→ Short problem
Single out each line with the word "广西壮族自治区南宁市邕宁区" and copy it.

→ Material provided
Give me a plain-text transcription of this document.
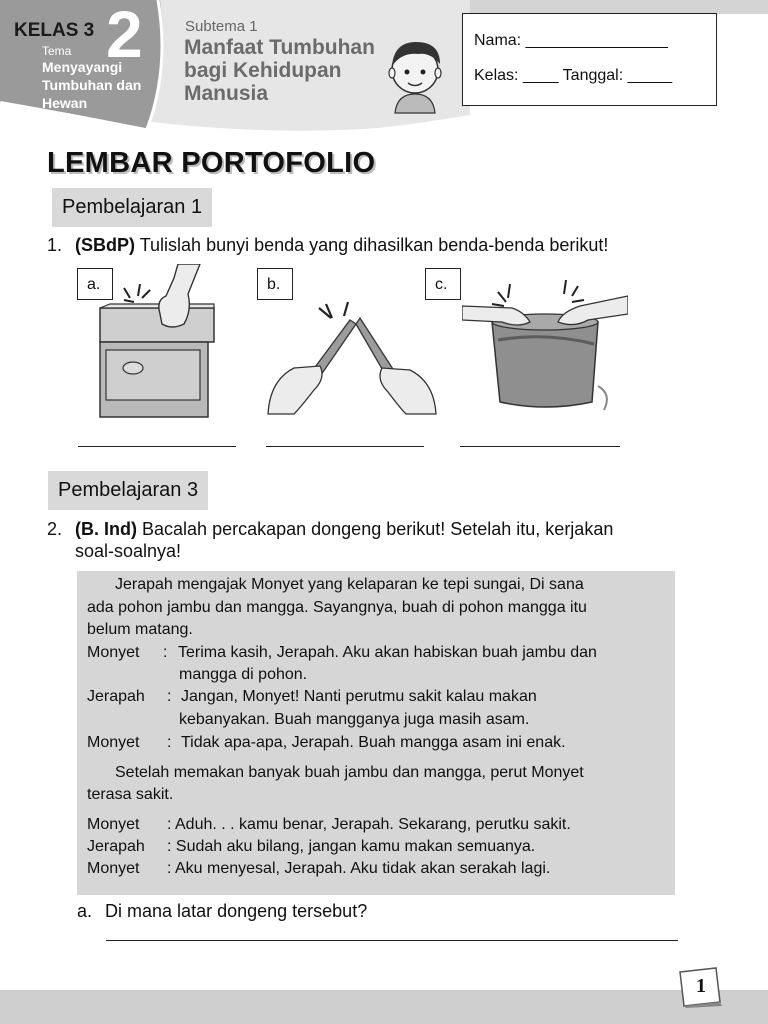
KELAS 3 2
Tema
Menyayangi Tumbuhan dan Hewan
Subtema 1
Manfaat Tumbuhan bagi Kehidupan Manusia
Nama: ________________
Kelas: ____ Tanggal: _____
LEMBAR PORTOFOLIO
Pembelajaran 1
1. (SBdP) Tulislah bunyi benda yang dihasilkan benda-benda berikut!
a.	b.	c.
Pembelajaran 3
2. (B. Ind) Bacalah percakapan dongeng berikut! Setelah itu, kerjakan
soal-soalnya!
Jerapah mengajak Monyet yang kelaparan ke tepi sungai, Di sana
ada pohon jambu dan mangga. Sayangnya, buah di pohon mangga itu
belum matang.
Monyet : Terima kasih, Jerapah. Aku akan habiskan buah jambu dan
mangga di pohon.
Jerapah : Jangan, Monyet! Nanti perutmu sakit kalau makan
kebanyakan. Buah mangganya juga masih asam.
Monyet : Tidak apa-apa, Jerapah. Buah mangga asam ini enak.
Setelah memakan banyak buah jambu dan mangga, perut Monyet
terasa sakit.
Monyet : Aduh. . . kamu benar, Jerapah. Sekarang, perutku sakit.
Jerapah : Sudah aku bilang, jangan kamu makan semuanya.
Monyet : Aku menyesal, Jerapah. Aku tidak akan serakah lagi.
a. Di mana latar dongeng tersebut?
1
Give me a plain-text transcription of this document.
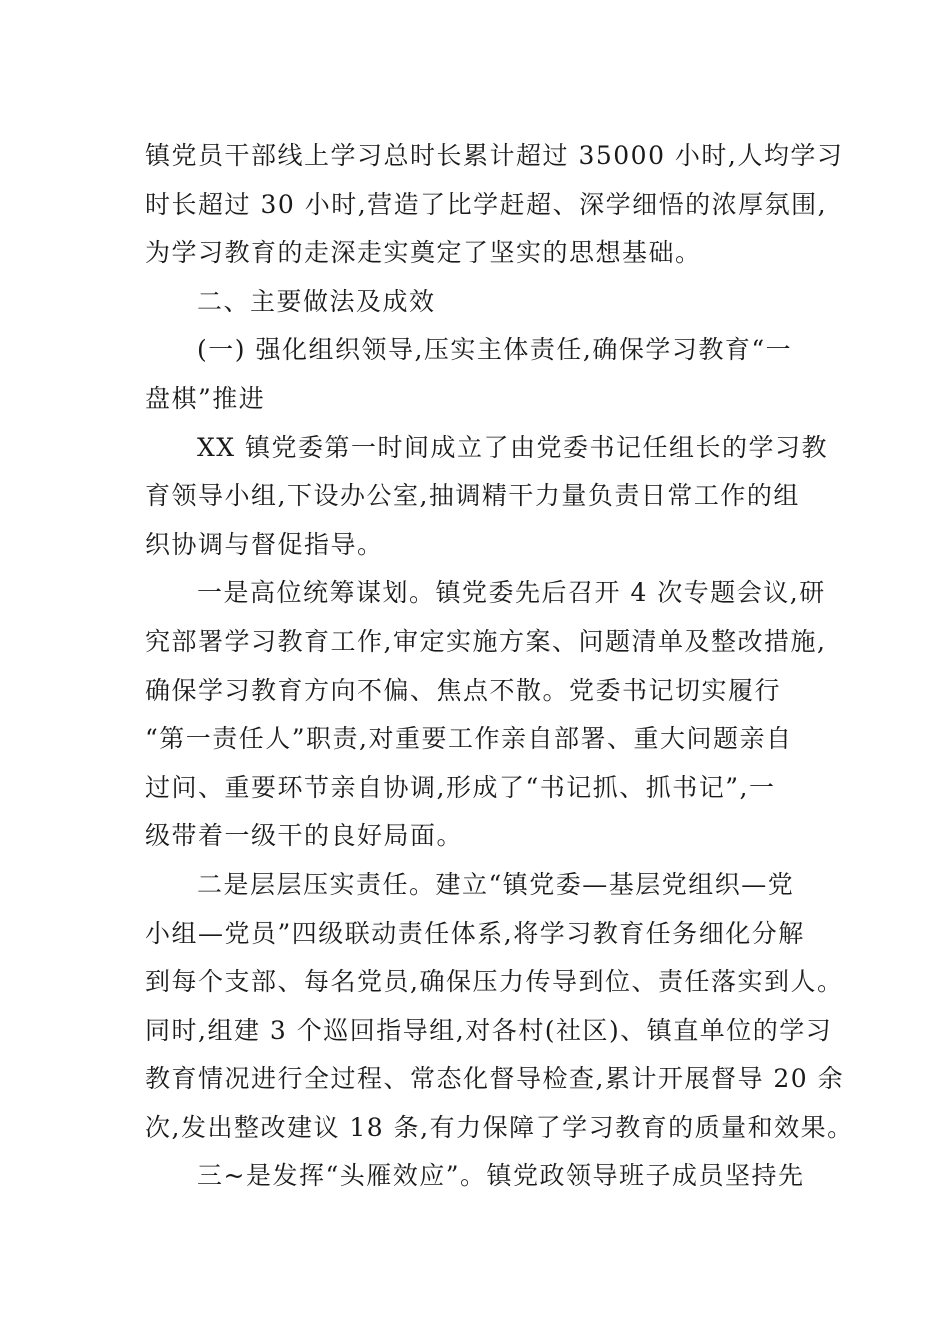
镇党员干部线上学习总时长累计超过 35000 小时,人均学习
时长超过 30 小时,营造了比学赶超、深学细悟的浓厚氛围,
为学习教育的走深走实奠定了坚实的思想基础。
二、主要做法及成效
(一) 强化组织领导,压实主体责任,确保学习教育“一
盘棋”推进
XX 镇党委第一时间成立了由党委书记任组长的学习教
育领导小组,下设办公室,抽调精干力量负责日常工作的组
织协调与督促指导。
一是高位统筹谋划。镇党委先后召开 4 次专题会议,研
究部署学习教育工作,审定实施方案、问题清单及整改措施,
确保学习教育方向不偏、焦点不散。党委书记切实履行
“第一责任人”职责,对重要工作亲自部署、重大问题亲自
过问、重要环节亲自协调,形成了“书记抓、抓书记”,一
级带着一级干的良好局面。
二是层层压实责任。建立“镇党委—基层党组织—党
小组—党员”四级联动责任体系,将学习教育任务细化分解
到每个支部、每名党员,确保压力传导到位、责任落实到人。
同时,组建 3 个巡回指导组,对各村(社区)、镇直单位的学习
教育情况进行全过程、常态化督导检查,累计开展督导 20 余
次,发出整改建议 18 条,有力保障了学习教育的质量和效果。
三~是发挥“头雁效应”。镇党政领导班子成员坚持先
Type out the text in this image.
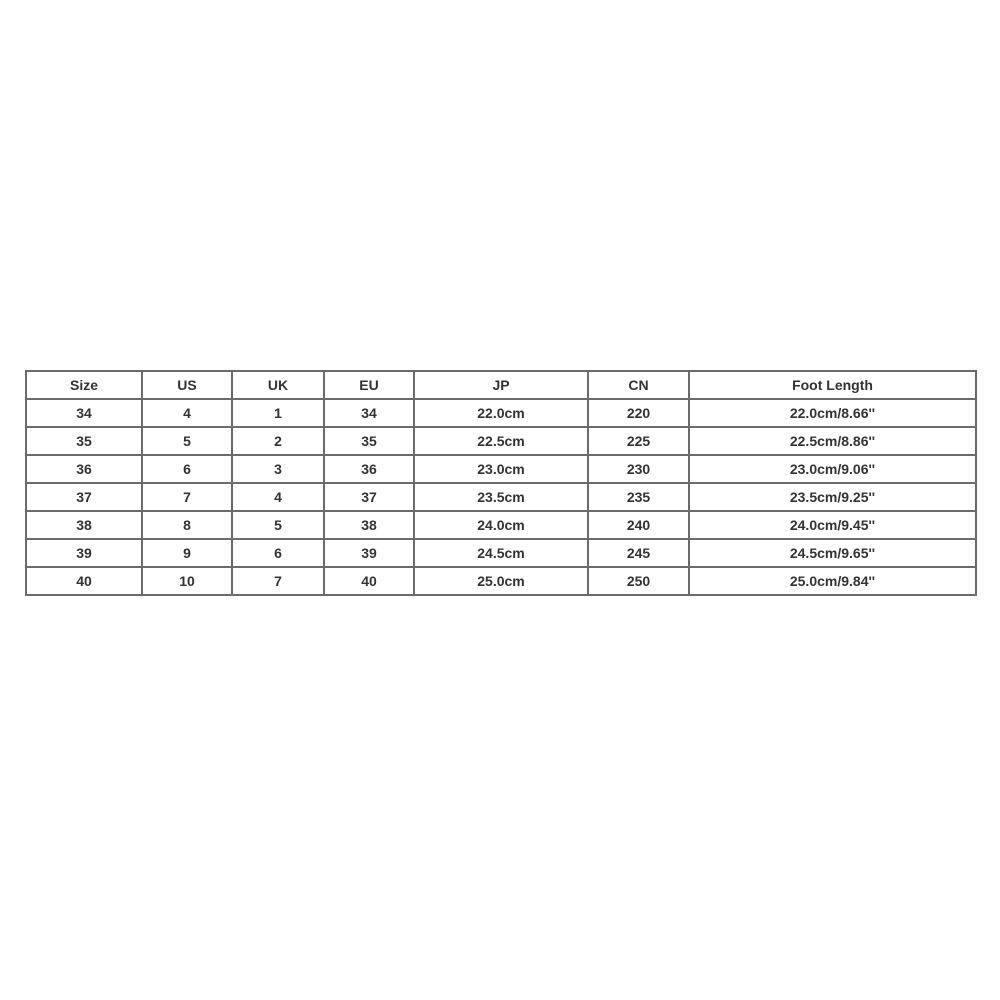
Size	US	UK	EU	JP	CN	Foot Length
34	4	1	34	22.0cm	220	22.0cm/8.66''
35	5	2	35	22.5cm	225	22.5cm/8.86''
36	6	3	36	23.0cm	230	23.0cm/9.06''
37	7	4	37	23.5cm	235	23.5cm/9.25''
38	8	5	38	24.0cm	240	24.0cm/9.45''
39	9	6	39	24.5cm	245	24.5cm/9.65''
40	10	7	40	25.0cm	250	25.0cm/9.84''
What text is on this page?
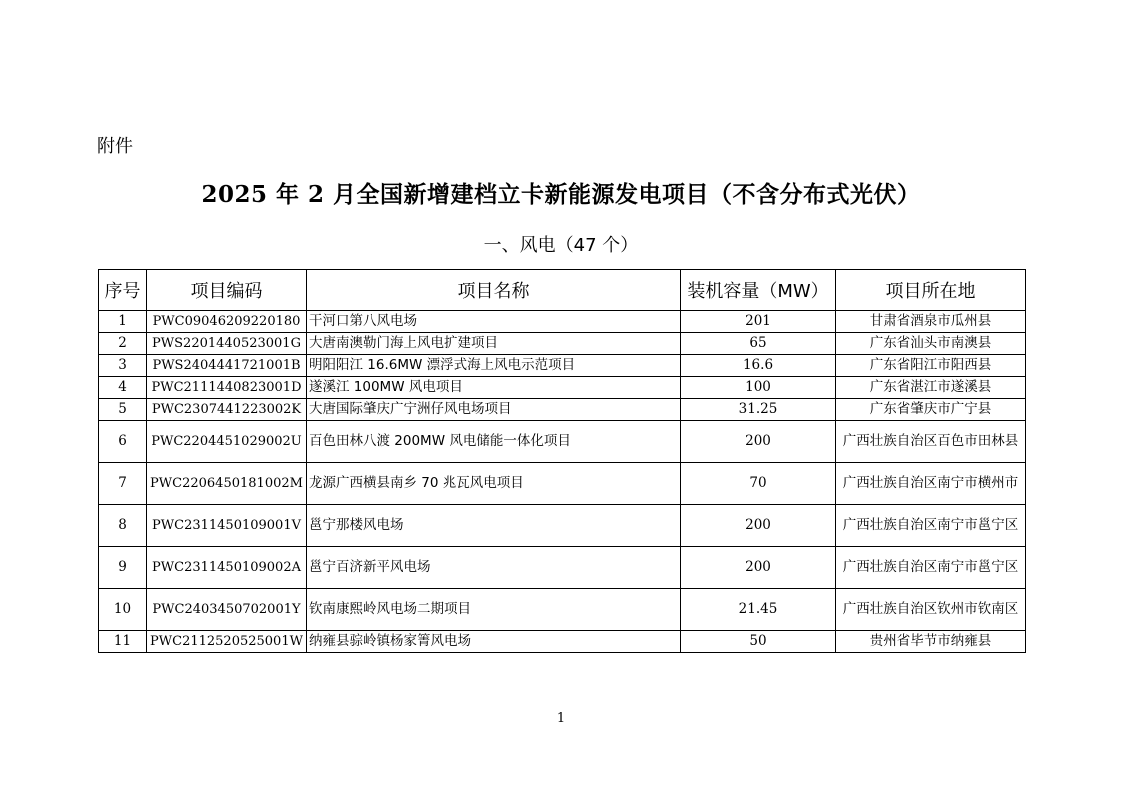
附件
2025 年 2 月全国新增建档立卡新能源发电项目（不含分布式光伏）
一、风电（47 个）
序号	项目编码	项目名称	装机容量（MW）	项目所在地
1	PWC09046209220180	干河口第八风电场	201	甘肃省酒泉市瓜州县
2	PWS2201440523001G	大唐南澳勒门海上风电扩建项目	65	广东省汕头市南澳县
3	PWS2404441721001B	明阳阳江 16.6MW 漂浮式海上风电示范项目	16.6	广东省阳江市阳西县
4	PWC2111440823001D	遂溪江 100MW 风电项目	100	广东省湛江市遂溪县
5	PWC2307441223002K	大唐国际肇庆广宁洲仔风电场项目	31.25	广东省肇庆市广宁县
6	PWC2204451029002U	百色田林八渡 200MW 风电储能一体化项目	200	广西壮族自治区百色市田林县
7	PWC2206450181002M	龙源广西横县南乡 70 兆瓦风电项目	70	广西壮族自治区南宁市横州市
8	PWC2311450109001V	邕宁那楼风电场	200	广西壮族自治区南宁市邕宁区
9	PWC2311450109002A	邕宁百济新平风电场	200	广西壮族自治区南宁市邕宁区
10	PWC2403450702001Y	钦南康熙岭风电场二期项目	21.45	广西壮族自治区钦州市钦南区
11	PWC2112520525001W	纳雍县骔岭镇杨家箐风电场	50	贵州省毕节市纳雍县
1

→ Response below
8	PWC2311450109001V	邕宁那楼风电场	200	广西壮族自治区南宁市邕宁区
9	PWC2311450109002A	邕宁百济新平风电场	200	广西壮族自治区南宁市邕宁区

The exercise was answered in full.